* Start Provided records *

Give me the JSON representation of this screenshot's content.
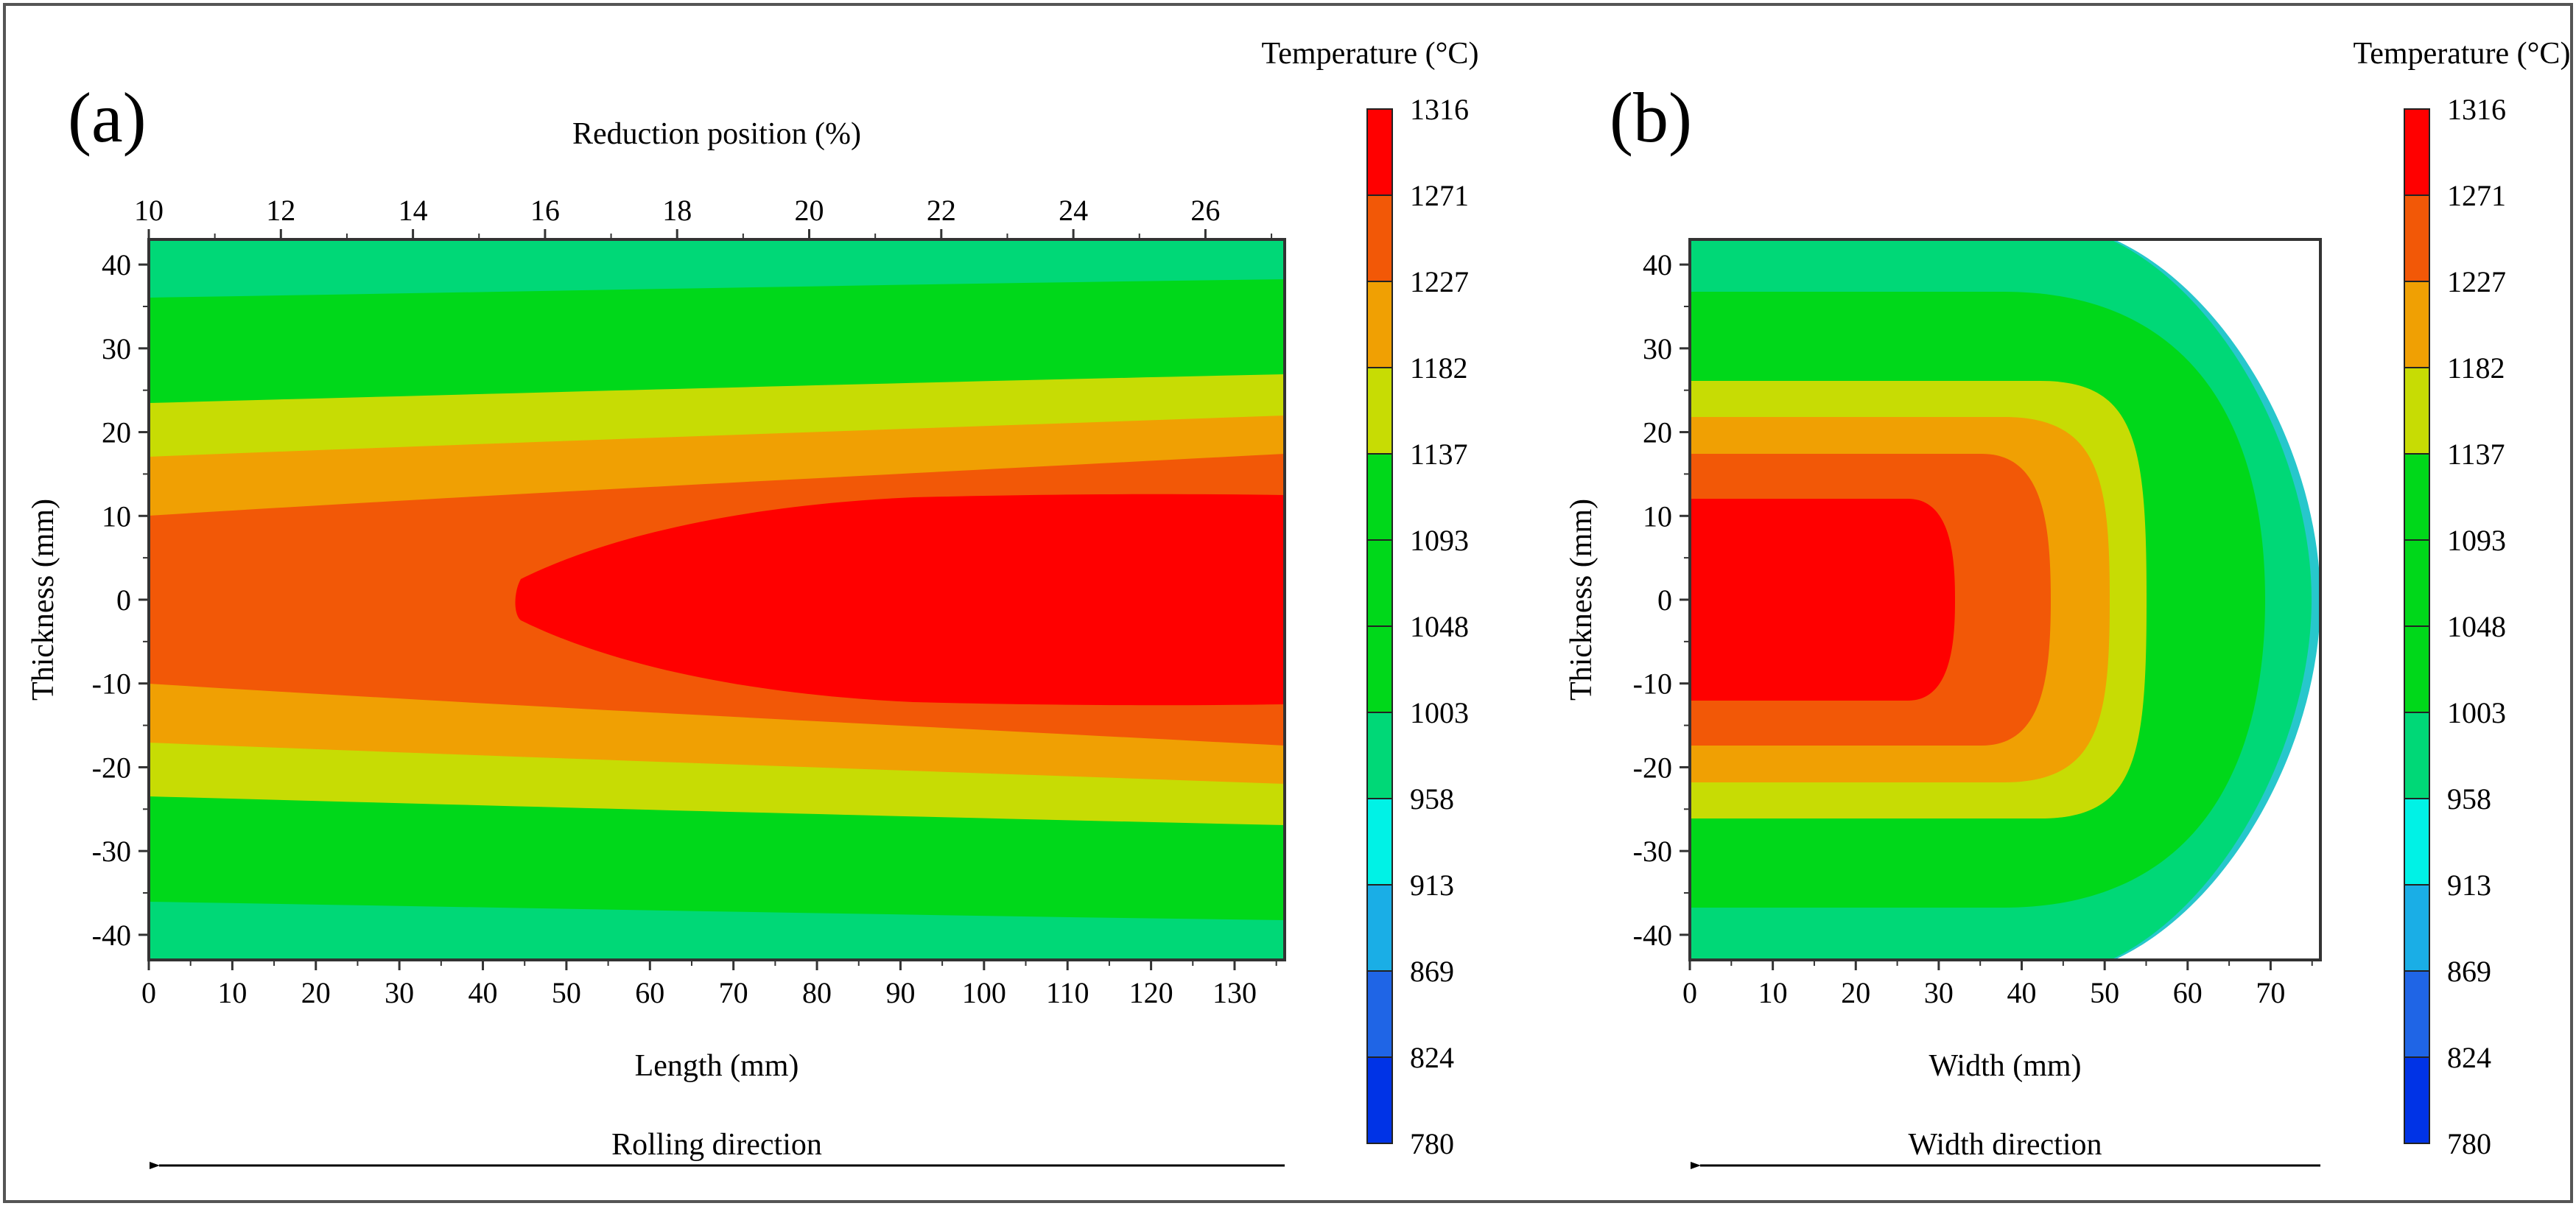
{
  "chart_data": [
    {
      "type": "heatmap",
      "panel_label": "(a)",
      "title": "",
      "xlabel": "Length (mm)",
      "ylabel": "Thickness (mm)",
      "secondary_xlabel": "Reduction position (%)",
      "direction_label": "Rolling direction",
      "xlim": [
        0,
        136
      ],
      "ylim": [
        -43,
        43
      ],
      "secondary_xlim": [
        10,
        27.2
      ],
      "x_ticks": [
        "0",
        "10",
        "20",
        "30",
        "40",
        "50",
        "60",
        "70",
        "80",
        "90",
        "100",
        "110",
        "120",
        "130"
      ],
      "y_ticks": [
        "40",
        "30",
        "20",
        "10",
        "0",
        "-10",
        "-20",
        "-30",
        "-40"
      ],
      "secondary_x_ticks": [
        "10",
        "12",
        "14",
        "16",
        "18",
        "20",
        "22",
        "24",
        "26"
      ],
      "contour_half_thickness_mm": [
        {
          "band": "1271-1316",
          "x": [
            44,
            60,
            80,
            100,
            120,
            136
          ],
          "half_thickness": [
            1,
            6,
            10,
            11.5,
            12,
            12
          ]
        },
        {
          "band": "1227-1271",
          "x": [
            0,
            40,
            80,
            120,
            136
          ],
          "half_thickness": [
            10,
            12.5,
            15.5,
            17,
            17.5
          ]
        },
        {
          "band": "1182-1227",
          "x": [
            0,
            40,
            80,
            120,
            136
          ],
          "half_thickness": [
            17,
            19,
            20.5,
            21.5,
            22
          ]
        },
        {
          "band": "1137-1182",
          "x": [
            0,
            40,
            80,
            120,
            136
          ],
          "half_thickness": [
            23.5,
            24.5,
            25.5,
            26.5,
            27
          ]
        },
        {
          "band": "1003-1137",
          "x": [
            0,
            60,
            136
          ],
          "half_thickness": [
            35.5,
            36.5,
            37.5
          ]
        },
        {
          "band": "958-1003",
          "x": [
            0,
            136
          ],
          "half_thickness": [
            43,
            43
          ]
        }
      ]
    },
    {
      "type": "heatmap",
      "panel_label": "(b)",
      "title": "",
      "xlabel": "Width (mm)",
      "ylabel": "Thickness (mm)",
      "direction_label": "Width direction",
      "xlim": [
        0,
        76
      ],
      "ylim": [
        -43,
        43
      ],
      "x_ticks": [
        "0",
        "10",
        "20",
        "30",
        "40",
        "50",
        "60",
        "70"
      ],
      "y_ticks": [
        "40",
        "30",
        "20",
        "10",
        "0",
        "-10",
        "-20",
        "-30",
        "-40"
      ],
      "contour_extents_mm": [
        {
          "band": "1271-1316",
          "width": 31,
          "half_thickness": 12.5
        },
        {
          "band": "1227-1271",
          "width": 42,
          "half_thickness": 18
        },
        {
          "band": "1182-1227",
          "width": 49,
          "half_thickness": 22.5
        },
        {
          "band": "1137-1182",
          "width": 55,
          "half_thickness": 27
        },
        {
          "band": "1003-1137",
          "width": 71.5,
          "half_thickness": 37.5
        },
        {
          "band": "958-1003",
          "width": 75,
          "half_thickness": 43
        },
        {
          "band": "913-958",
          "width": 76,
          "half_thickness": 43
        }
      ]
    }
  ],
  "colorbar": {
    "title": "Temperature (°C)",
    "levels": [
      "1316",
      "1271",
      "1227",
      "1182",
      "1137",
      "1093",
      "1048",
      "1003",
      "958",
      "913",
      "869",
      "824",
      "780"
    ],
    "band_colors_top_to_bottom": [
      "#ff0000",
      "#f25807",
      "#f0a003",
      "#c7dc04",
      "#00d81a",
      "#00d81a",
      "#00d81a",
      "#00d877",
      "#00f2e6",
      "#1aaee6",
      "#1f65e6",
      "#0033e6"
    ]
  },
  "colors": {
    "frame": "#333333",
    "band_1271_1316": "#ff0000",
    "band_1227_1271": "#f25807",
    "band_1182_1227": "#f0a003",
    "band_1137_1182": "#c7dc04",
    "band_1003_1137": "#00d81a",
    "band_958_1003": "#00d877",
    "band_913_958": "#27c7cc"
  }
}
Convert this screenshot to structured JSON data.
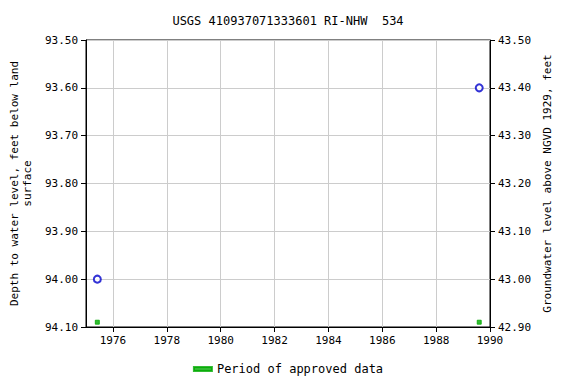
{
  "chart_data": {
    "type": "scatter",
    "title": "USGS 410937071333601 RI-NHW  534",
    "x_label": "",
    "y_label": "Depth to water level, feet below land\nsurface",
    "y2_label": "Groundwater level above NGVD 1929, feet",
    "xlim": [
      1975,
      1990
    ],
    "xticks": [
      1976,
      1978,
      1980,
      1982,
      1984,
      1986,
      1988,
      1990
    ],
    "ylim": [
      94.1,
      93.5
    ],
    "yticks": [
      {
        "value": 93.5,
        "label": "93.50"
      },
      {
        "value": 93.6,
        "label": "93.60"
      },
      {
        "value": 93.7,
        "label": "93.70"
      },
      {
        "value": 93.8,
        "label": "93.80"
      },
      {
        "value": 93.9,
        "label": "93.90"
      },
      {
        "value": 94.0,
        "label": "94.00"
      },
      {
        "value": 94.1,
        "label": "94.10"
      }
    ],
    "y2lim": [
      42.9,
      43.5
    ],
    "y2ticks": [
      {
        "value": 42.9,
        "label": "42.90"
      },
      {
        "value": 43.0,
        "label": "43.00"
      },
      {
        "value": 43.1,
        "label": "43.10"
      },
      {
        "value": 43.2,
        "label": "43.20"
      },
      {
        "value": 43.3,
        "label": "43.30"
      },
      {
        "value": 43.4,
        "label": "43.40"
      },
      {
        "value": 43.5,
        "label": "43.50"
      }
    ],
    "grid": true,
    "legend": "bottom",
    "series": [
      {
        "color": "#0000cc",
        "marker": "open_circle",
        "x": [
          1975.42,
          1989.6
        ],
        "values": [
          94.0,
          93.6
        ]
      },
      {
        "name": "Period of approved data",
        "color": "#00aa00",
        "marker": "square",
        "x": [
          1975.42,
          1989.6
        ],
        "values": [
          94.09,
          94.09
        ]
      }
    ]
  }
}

* End Provided records *

◆ Required task ◆
Copy each line above precisely, dropping the pictures.

◆ Response ◆
Give me the JSON representation of this screenshot's content.
{
  "chart_data": [
    {
      "type": "heatmap",
      "panel_label": "(a)",
      "title": "",
      "xlabel": "Length (mm)",
      "ylabel": "Thickness (mm)",
      "secondary_xlabel": "Reduction position (%)",
      "direction_label": "Rolling direction",
      "xlim": [
        0,
        136
      ],
      "ylim": [
        -43,
        43
      ],
      "secondary_xlim": [
        10,
        27.2
      ],
      "x_ticks": [
        "0",
        "10",
        "20",
        "30",
        "40",
        "50",
        "60",
        "70",
        "80",
        "90",
        "100",
        "110",
        "120",
        "130"
      ],
      "y_ticks": [
        "40",
        "30",
        "20",
        "10",
        "0",
        "-10",
        "-20",
        "-30",
        "-40"
      ],
      "secondary_x_ticks": [
        "10",
        "12",
        "14",
        "16",
        "18",
        "20",
        "22",
        "24",
        "26"
      ],
      "contour_half_thickness_mm": [
        {
          "band": "1271-1316",
          "x": [
            44,
            60,
            80,
            100,
            120,
            136
          ],
          "half_thickness": [
            1,
            6,
            10,
            11.5,
            12,
            12
          ]
        },
        {
          "band": "1227-1271",
          "x": [
            0,
            40,
            80,
            120,
            136
          ],
          "half_thickness": [
            10,
            12.5,
            15.5,
            17,
            17.5
          ]
        },
        {
          "band": "1182-1227",
          "x": [
            0,
            40,
            80,
            120,
            136
          ],
          "half_thickness": [
            17,
            19,
            20.5,
            21.5,
            22
          ]
        },
        {
          "band": "1137-1182",
          "x": [
            0,
            40,
            80,
            120,
            136
          ],
          "half_thickness": [
            23.5,
            24.5,
            25.5,
            26.5,
            27
          ]
        },
        {
          "band": "1003-1137",
          "x": [
            0,
            60,
            136
          ],
          "half_thickness": [
            35.5,
            36.5,
            37.5
          ]
        },
        {
          "band": "958-1003",
          "x": [
            0,
            136
          ],
          "half_thickness": [
            43,
            43
          ]
        }
      ]
    },
    {
      "type": "heatmap",
      "panel_label": "(b)",
      "title": "",
      "xlabel": "Width (mm)",
      "ylabel": "Thickness (mm)",
      "direction_label": "Width direction",
      "xlim": [
        0,
        76
      ],
      "ylim": [
        -43,
        43
      ],
      "x_ticks": [
        "0",
        "10",
        "20",
        "30",
        "40",
        "50",
        "60",
        "70"
      ],
      "y_ticks": [
        "40",
        "30",
        "20",
        "10",
        "0",
        "-10",
        "-20",
        "-30",
        "-40"
      ],
      "contour_extents_mm": [
        {
          "band": "1271-1316",
          "width": 31,
          "half_thickness": 12.5
        },
        {
          "band": "1227-1271",
          "width": 42,
          "half_thickness": 18
        },
        {
          "band": "1182-1227",
          "width": 49,
          "half_thickness": 22.5
        },
        {
          "band": "1137-1182",
          "width": 55,
          "half_thickness": 27
        },
        {
          "band": "1003-1137",
          "width": 71.5,
          "half_thickness": 37.5
        },
        {
          "band": "958-1003",
          "width": 75,
          "half_thickness": 43
        },
        {
          "band": "913-958",
          "width": 76,
          "half_thickness": 43
        }
      ]
    }
  ],
  "colorbar": {
    "title": "Temperature (°C)",
    "levels": [
      "1316",
      "1271",
      "1227",
      "1182",
      "1137",
      "1093",
      "1048",
      "1003",
      "958",
      "913",
      "869",
      "824",
      "780"
    ],
    "band_colors_top_to_bottom": [
      "#ff0000",
      "#f25807",
      "#f0a003",
      "#c7dc04",
      "#00d81a",
      "#00d81a",
      "#00d81a",
      "#00d877",
      "#00f2e6",
      "#1aaee6",
      "#1f65e6",
      "#0033e6"
    ]
  },
  "colors": {
    "frame": "#333333",
    "band_1271_1316": "#ff0000",
    "band_1227_1271": "#f25807",
    "band_1182_1227": "#f0a003",
    "band_1137_1182": "#c7dc04",
    "band_1003_1137": "#00d81a",
    "band_958_1003": "#00d877",
    "band_913_958": "#27c7cc"
  }
}
Convert this screenshot to structured JSON data.
{
  "chart_data": {
    "type": "scatter",
    "title": "USGS 410937071333601 RI-NHW  534",
    "x_label": "",
    "y_label": "Depth to water level, feet below land\nsurface",
    "y2_label": "Groundwater level above NGVD 1929, feet",
    "xlim": [
      1975,
      1990
    ],
    "xticks": [
      1976,
      1978,
      1980,
      1982,
      1984,
      1986,
      1988,
      1990
    ],
    "ylim": [
      94.1,
      93.5
    ],
    "yticks": [
      {
        "value": 93.5,
        "label": "93.50"
      },
      {
        "value": 93.6,
        "label": "93.60"
      },
      {
        "value": 93.7,
        "label": "93.70"
      },
      {
        "value": 93.8,
        "label": "93.80"
      },
      {
        "value": 93.9,
        "label": "93.90"
      },
      {
        "value": 94.0,
        "label": "94.00"
      },
      {
        "value": 94.1,
        "label": "94.10"
      }
    ],
    "y2lim": [
      42.9,
      43.5
    ],
    "y2ticks": [
      {
        "value": 42.9,
        "label": "42.90"
      },
      {
        "value": 43.0,
        "label": "43.00"
      },
      {
        "value": 43.1,
        "label": "43.10"
      },
      {
        "value": 43.2,
        "label": "43.20"
      },
      {
        "value": 43.3,
        "label": "43.30"
      },
      {
        "value": 43.4,
        "label": "43.40"
      },
      {
        "value": 43.5,
        "label": "43.50"
      }
    ],
    "grid": true,
    "legend": "bottom",
    "series": [
      {
        "color": "#0000cc",
        "marker": "open_circle",
        "x": [
          1975.42,
          1989.6
        ],
        "values": [
          94.0,
          93.6
        ]
      },
      {
        "name": "Period of approved data",
        "color": "#00aa00",
        "marker": "square",
        "x": [
          1975.42,
          1989.6
        ],
        "values": [
          94.09,
          94.09
        ]
      }
    ]
  }
}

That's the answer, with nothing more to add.